## To do
Every record should be copied exactly, except that pictures are to be omitted.

## Exercise data
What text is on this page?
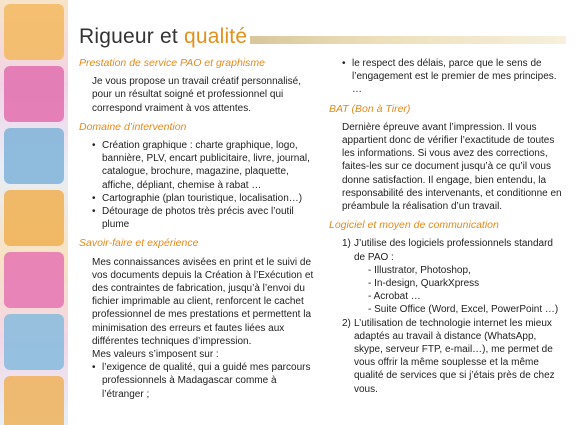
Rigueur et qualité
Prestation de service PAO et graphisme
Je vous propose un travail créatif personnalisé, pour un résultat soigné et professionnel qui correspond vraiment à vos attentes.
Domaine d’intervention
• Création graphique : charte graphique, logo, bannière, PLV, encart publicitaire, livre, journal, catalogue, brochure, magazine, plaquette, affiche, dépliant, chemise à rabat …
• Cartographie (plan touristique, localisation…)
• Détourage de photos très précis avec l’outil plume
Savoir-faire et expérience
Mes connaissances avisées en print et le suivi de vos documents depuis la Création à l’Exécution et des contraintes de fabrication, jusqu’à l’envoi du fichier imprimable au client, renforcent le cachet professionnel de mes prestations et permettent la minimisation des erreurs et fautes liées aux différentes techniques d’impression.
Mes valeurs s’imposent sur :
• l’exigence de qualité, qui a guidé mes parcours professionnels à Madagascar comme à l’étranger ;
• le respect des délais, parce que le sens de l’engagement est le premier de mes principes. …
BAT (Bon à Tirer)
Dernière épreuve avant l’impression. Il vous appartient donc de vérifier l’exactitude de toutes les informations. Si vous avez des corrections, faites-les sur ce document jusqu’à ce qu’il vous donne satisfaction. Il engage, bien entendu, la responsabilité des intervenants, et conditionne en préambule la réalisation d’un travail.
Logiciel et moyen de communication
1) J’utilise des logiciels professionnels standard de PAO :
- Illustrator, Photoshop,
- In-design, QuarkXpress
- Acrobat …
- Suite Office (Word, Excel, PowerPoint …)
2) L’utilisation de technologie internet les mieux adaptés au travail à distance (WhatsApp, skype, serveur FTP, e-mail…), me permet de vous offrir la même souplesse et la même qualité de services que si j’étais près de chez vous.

## Output
What text is on this page?
Rigueur et qualité
Prestation de service PAO et graphisme
Je vous propose un travail créatif personnalisé, pour un résultat soigné et professionnel qui correspond vraiment à vos attentes.
Domaine d’intervention
• Création graphique : charte graphique, logo, bannière, PLV, encart publicitaire, livre, journal, catalogue, brochure, magazine, plaquette, affiche, dépliant, chemise à rabat …
• Cartographie (plan touristique, localisation…)
• Détourage de photos très précis avec l’outil plume
Savoir-faire et expérience
Mes connaissances avisées en print et le suivi de vos documents depuis la Création à l’Exécution et des contraintes de fabrication, jusqu’à l’envoi du fichier imprimable au client, renforcent le cachet professionnel de mes prestations et permettent la minimisation des erreurs et fautes liées aux différentes techniques d’impression.
Mes valeurs s’imposent sur :
• l’exigence de qualité, qui a guidé mes parcours professionnels à Madagascar comme à l’étranger ;
• le respect des délais, parce que le sens de l’engagement est le premier de mes principes. …
BAT (Bon à Tirer)
Dernière épreuve avant l’impression. Il vous appartient donc de vérifier l’exactitude de toutes les informations. Si vous avez des corrections, faites-les sur ce document jusqu’à ce qu’il vous donne satisfaction. Il engage, bien entendu, la responsabilité des intervenants, et conditionne en préambule la réalisation d’un travail.
Logiciel et moyen de communication
1) J’utilise des logiciels professionnels standard de PAO :
- Illustrator, Photoshop,
- In-design, QuarkXpress
- Acrobat …
- Suite Office (Word, Excel, PowerPoint …)
2) L’utilisation de technologie internet les mieux adaptés au travail à distance (WhatsApp, skype, serveur FTP, e-mail…), me permet de vous offrir la même souplesse et la même qualité de services que si j’étais près de chez vous.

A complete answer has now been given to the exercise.